● **PROBLEM**
Copy out every line exactly, passing over the pictures.

● **RECORDS**
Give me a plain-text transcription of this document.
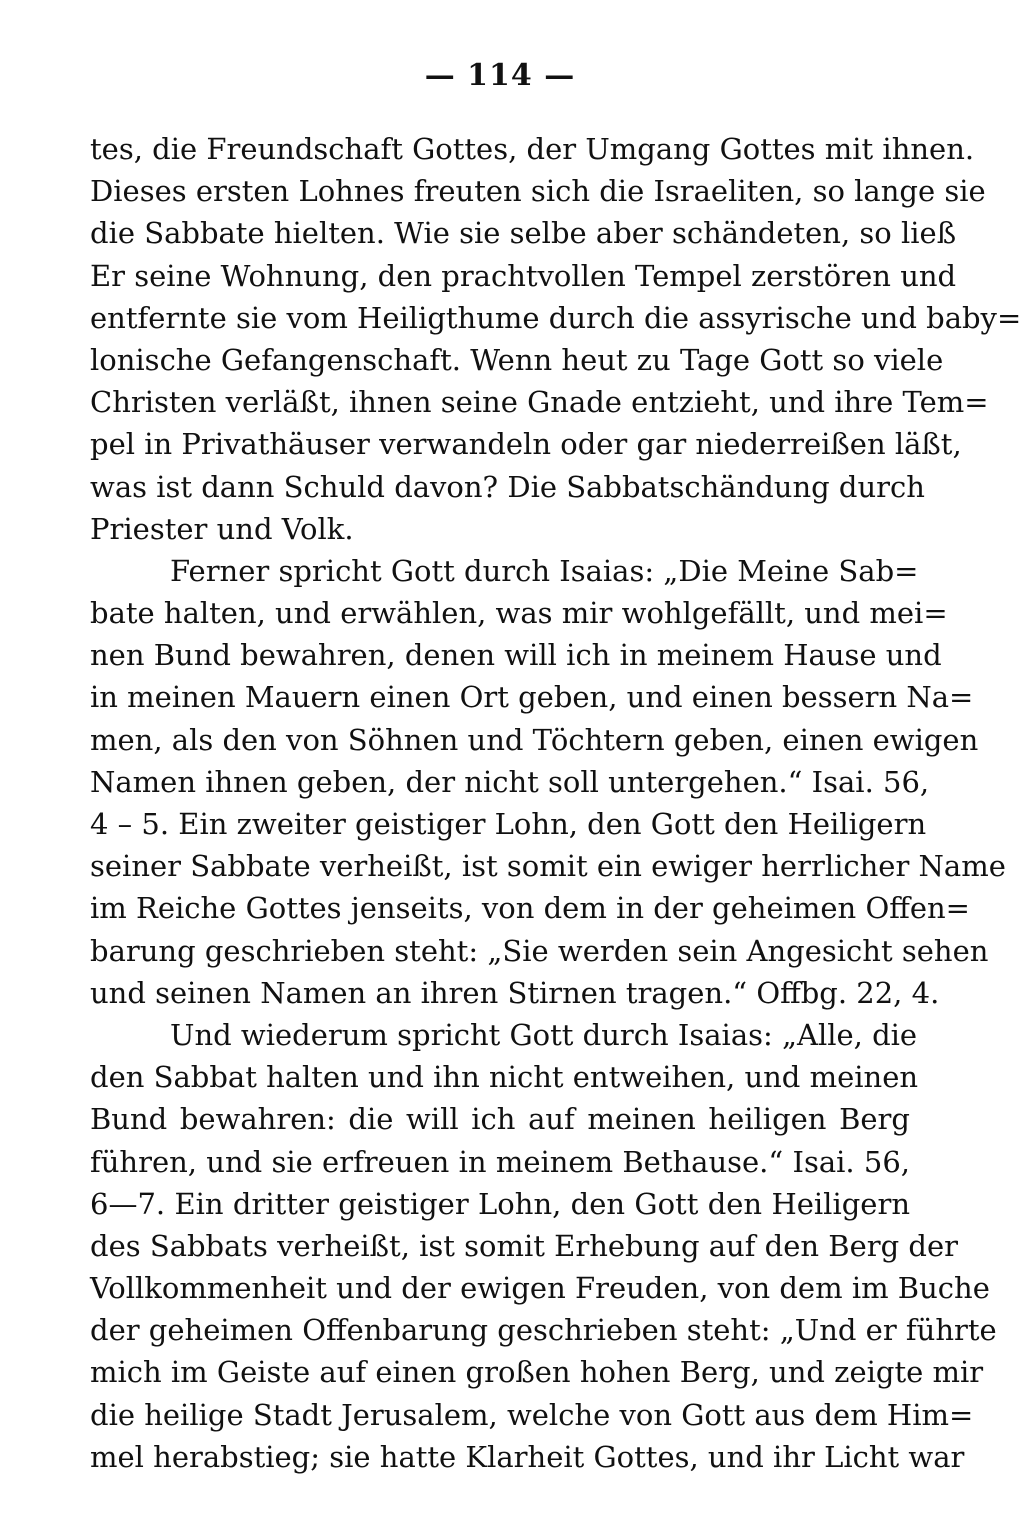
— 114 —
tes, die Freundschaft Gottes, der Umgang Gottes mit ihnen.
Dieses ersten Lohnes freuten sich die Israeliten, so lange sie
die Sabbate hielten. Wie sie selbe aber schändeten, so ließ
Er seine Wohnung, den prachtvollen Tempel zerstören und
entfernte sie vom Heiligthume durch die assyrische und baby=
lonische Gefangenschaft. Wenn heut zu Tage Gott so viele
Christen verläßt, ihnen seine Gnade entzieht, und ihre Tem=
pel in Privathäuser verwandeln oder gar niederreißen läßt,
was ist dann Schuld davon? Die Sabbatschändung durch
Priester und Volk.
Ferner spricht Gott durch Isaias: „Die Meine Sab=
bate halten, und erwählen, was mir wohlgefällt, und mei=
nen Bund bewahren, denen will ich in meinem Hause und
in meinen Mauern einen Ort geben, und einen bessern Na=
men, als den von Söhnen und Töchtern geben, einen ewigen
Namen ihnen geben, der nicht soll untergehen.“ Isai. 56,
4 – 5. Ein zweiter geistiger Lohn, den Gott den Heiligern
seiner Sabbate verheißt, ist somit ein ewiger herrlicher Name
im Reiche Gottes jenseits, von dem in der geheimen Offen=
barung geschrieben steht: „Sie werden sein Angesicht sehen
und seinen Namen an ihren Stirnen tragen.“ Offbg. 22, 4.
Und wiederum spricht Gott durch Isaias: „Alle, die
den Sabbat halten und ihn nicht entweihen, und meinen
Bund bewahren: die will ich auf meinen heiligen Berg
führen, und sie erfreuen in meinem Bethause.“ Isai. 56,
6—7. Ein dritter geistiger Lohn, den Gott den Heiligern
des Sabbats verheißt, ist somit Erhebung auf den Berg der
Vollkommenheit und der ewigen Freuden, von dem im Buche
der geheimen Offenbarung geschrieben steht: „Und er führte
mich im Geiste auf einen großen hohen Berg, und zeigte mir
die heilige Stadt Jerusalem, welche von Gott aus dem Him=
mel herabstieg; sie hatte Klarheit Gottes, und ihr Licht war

● **ANSWER IN FULL**
Give me a plain-text transcription of this document.
— 114 —
tes, die Freundschaft Gottes, der Umgang Gottes mit ihnen.
Dieses ersten Lohnes freuten sich die Israeliten, so lange sie
die Sabbate hielten. Wie sie selbe aber schändeten, so ließ
Er seine Wohnung, den prachtvollen Tempel zerstören und
entfernte sie vom Heiligthume durch die assyrische und baby=
lonische Gefangenschaft. Wenn heut zu Tage Gott so viele
Christen verläßt, ihnen seine Gnade entzieht, und ihre Tem=
pel in Privathäuser verwandeln oder gar niederreißen läßt,
was ist dann Schuld davon? Die Sabbatschändung durch
Priester und Volk.
Ferner spricht Gott durch Isaias: „Die Meine Sab=
bate halten, und erwählen, was mir wohlgefällt, und mei=
nen Bund bewahren, denen will ich in meinem Hause und
in meinen Mauern einen Ort geben, und einen bessern Na=
men, als den von Söhnen und Töchtern geben, einen ewigen
Namen ihnen geben, der nicht soll untergehen.“ Isai. 56,
4 – 5. Ein zweiter geistiger Lohn, den Gott den Heiligern
seiner Sabbate verheißt, ist somit ein ewiger herrlicher Name
im Reiche Gottes jenseits, von dem in der geheimen Offen=
barung geschrieben steht: „Sie werden sein Angesicht sehen
und seinen Namen an ihren Stirnen tragen.“ Offbg. 22, 4.
Und wiederum spricht Gott durch Isaias: „Alle, die
den Sabbat halten und ihn nicht entweihen, und meinen
Bund bewahren: die will ich auf meinen heiligen Berg
führen, und sie erfreuen in meinem Bethause.“ Isai. 56,
6—7. Ein dritter geistiger Lohn, den Gott den Heiligern
des Sabbats verheißt, ist somit Erhebung auf den Berg der
Vollkommenheit und der ewigen Freuden, von dem im Buche
der geheimen Offenbarung geschrieben steht: „Und er führte
mich im Geiste auf einen großen hohen Berg, und zeigte mir
die heilige Stadt Jerusalem, welche von Gott aus dem Him=
mel herabstieg; sie hatte Klarheit Gottes, und ihr Licht war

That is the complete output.